● **What the exercise asks**: Please retype the items starting at the very beginning and ending at the line that contains "y-tick-label: 0 (62, 289, 83, 300)", including that line, copying each one without any change.

◆ ◆ ◆

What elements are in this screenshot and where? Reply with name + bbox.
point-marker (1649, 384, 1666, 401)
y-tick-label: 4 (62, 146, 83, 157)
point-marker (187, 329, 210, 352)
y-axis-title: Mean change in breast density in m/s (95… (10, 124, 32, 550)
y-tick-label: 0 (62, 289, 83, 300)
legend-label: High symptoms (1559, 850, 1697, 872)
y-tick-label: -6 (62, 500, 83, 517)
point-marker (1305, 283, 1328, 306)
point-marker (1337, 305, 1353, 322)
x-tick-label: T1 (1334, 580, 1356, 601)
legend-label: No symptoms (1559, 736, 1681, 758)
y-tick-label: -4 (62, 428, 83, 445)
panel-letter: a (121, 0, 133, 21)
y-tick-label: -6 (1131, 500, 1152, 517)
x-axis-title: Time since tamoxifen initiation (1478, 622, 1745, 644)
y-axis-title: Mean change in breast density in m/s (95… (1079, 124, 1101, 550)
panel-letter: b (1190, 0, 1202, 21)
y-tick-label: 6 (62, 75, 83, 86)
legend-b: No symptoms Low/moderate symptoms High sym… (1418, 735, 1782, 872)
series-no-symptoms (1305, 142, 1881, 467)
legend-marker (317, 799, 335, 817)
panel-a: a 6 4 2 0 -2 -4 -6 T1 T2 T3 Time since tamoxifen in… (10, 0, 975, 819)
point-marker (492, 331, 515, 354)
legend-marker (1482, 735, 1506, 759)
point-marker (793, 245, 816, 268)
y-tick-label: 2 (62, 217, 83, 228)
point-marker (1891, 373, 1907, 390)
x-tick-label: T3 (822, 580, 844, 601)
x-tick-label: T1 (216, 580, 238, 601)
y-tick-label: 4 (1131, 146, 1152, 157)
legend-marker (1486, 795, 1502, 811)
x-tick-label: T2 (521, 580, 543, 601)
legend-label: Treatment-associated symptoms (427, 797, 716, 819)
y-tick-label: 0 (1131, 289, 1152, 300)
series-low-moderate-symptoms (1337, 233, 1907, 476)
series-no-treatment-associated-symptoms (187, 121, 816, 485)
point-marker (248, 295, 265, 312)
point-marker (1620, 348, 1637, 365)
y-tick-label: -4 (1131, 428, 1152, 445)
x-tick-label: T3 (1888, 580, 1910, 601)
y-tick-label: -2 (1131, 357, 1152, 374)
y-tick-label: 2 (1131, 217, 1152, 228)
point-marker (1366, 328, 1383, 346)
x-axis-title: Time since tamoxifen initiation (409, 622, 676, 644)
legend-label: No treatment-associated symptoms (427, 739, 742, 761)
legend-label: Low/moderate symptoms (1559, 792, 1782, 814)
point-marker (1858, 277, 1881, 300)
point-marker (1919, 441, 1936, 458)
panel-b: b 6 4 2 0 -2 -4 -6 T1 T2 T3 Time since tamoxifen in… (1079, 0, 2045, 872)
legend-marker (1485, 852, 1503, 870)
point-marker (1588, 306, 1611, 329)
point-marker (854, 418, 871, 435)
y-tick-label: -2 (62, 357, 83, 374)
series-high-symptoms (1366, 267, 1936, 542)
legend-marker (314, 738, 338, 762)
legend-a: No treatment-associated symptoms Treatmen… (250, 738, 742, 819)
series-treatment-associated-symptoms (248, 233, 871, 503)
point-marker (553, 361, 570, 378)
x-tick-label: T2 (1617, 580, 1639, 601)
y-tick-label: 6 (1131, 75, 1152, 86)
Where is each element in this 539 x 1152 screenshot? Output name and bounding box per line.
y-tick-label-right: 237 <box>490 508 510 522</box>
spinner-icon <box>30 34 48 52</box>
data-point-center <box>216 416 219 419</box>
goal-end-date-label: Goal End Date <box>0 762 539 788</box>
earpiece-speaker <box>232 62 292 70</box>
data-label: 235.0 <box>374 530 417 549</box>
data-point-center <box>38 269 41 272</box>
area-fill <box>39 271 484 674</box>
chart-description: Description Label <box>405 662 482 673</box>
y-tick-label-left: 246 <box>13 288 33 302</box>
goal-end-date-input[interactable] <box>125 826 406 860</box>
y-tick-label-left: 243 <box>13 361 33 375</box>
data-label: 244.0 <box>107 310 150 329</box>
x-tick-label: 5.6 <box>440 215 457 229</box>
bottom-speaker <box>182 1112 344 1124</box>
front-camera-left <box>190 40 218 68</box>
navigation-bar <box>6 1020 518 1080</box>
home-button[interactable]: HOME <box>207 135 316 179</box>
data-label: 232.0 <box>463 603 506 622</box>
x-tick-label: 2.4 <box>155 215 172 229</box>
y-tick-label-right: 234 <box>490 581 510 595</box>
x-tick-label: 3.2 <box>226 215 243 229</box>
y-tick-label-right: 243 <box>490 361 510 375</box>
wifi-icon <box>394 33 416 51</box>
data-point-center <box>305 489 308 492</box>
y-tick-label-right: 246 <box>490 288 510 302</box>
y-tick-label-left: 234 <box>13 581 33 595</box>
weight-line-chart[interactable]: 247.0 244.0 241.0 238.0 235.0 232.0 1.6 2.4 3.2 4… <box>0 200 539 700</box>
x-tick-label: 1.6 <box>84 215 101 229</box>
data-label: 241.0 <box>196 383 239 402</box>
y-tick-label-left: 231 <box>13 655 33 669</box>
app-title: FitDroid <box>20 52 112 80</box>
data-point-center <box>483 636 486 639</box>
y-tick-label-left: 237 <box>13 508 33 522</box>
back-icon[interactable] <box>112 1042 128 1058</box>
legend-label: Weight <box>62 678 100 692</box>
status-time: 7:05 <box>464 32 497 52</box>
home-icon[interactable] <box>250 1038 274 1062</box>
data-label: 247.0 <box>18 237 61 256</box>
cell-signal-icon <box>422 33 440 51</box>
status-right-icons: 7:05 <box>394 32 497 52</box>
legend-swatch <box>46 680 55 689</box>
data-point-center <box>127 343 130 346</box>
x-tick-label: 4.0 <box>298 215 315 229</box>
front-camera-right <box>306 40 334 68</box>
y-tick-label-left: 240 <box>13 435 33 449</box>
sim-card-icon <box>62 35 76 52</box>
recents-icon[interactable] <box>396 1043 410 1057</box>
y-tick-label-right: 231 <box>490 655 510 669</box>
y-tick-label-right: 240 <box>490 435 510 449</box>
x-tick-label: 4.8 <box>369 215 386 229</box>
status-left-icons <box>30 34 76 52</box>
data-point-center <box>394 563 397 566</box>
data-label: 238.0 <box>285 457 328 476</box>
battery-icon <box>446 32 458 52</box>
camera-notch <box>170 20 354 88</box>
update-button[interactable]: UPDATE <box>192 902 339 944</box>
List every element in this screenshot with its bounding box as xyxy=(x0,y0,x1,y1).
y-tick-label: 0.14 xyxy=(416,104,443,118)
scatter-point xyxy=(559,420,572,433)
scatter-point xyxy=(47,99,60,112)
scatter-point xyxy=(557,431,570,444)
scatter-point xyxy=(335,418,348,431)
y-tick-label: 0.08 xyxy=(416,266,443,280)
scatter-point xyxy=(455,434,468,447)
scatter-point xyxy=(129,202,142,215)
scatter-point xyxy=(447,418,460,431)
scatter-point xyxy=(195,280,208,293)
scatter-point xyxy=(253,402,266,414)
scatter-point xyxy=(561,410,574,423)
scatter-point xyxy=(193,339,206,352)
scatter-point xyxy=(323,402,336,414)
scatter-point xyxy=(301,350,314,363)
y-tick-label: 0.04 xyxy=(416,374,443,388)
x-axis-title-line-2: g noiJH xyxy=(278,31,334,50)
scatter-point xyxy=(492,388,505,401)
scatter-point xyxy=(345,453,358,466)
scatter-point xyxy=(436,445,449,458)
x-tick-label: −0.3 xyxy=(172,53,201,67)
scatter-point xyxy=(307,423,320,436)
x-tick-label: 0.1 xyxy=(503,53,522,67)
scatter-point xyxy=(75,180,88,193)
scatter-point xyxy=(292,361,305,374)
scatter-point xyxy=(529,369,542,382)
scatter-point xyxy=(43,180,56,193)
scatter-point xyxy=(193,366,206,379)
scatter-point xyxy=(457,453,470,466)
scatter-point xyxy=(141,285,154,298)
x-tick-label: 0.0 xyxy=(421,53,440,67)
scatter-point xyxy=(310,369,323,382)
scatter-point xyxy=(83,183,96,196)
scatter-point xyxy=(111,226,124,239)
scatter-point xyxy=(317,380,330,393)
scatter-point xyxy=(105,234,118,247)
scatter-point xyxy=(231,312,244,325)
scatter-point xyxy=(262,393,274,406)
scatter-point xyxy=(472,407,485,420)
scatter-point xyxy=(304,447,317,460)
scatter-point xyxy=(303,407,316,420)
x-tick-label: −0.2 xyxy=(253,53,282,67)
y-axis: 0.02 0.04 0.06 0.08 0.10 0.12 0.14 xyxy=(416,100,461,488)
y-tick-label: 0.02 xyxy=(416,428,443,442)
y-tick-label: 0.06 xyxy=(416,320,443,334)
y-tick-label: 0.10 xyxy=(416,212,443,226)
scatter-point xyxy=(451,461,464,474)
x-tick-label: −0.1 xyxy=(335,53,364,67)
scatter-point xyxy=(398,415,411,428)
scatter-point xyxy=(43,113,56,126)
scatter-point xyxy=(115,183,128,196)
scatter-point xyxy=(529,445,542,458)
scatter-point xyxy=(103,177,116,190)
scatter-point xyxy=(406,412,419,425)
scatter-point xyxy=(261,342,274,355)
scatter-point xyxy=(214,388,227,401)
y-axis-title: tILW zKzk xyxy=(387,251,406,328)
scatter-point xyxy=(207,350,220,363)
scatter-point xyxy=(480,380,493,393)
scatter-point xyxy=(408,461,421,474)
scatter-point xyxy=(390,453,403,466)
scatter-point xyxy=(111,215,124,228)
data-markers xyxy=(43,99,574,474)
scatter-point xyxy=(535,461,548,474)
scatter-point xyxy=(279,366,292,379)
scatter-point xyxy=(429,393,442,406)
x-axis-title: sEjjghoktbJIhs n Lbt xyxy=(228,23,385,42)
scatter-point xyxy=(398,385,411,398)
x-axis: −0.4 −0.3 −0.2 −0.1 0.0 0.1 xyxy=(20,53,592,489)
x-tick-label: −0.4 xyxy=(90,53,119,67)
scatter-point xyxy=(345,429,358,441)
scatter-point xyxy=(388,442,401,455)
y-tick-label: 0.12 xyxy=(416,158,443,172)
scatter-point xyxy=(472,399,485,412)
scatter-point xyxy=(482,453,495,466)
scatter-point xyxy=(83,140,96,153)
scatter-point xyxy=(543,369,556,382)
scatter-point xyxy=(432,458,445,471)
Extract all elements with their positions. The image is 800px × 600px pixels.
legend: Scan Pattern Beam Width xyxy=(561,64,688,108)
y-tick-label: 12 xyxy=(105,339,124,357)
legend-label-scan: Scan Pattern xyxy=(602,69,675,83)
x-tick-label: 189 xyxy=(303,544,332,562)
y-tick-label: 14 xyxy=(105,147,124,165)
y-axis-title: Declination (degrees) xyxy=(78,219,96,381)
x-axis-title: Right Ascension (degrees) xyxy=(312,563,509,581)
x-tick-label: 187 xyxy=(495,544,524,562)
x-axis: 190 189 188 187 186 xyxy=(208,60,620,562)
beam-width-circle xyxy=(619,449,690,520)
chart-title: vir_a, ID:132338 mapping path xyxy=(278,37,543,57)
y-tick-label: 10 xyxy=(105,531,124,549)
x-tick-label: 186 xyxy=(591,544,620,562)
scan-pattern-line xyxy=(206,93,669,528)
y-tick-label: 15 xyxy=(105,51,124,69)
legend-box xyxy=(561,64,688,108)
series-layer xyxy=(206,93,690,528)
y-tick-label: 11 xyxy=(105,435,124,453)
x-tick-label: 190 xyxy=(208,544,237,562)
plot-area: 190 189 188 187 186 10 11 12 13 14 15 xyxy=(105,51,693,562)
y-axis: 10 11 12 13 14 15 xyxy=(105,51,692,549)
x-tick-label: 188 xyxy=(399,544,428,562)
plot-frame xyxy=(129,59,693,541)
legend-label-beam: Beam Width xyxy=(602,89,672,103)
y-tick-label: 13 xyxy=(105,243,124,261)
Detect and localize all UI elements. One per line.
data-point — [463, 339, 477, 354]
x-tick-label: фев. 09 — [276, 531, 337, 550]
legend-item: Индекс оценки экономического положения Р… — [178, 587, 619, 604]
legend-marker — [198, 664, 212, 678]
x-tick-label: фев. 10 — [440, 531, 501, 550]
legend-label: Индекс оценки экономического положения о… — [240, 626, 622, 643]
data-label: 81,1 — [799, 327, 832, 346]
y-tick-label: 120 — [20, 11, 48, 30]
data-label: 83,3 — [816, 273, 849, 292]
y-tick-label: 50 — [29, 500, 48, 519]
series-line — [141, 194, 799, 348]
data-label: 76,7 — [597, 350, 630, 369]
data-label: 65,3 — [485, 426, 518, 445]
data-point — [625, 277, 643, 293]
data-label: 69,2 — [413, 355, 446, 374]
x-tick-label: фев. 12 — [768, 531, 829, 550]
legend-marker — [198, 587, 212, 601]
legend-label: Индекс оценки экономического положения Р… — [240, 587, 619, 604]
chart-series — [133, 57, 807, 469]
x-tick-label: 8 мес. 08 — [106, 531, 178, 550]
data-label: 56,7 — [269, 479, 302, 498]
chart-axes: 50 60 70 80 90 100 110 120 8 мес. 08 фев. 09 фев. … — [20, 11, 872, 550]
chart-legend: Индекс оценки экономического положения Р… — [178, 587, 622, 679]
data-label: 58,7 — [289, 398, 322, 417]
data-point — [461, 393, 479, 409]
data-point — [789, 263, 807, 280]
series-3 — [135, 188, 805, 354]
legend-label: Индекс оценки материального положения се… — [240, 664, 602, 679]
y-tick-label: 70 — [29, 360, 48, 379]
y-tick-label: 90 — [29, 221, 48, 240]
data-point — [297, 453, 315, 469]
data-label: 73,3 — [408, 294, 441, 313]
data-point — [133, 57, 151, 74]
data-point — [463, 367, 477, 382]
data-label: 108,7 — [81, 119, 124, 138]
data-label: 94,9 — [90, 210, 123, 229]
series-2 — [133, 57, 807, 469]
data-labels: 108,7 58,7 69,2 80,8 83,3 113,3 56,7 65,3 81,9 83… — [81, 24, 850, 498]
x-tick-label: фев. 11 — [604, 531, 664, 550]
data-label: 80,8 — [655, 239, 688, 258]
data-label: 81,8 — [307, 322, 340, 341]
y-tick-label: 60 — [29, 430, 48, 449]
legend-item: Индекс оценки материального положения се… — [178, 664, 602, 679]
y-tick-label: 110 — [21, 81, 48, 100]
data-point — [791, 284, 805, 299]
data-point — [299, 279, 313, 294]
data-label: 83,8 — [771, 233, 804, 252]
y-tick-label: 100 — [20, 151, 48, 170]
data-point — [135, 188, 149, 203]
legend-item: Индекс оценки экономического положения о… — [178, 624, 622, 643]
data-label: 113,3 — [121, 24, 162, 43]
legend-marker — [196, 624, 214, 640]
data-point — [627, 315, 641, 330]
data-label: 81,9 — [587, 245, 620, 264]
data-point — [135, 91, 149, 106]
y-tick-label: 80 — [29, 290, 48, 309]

◆ ◆ ◆

● **Expected answer**:
What elements are in this screenshot and where? Reply with name + bbox.
point-marker (1649, 384, 1666, 401)
y-tick-label: 4 (62, 146, 83, 157)
point-marker (187, 329, 210, 352)
y-axis-title: Mean change in breast density in m/s (95… (10, 124, 32, 550)
y-tick-label: 0 (62, 289, 83, 300)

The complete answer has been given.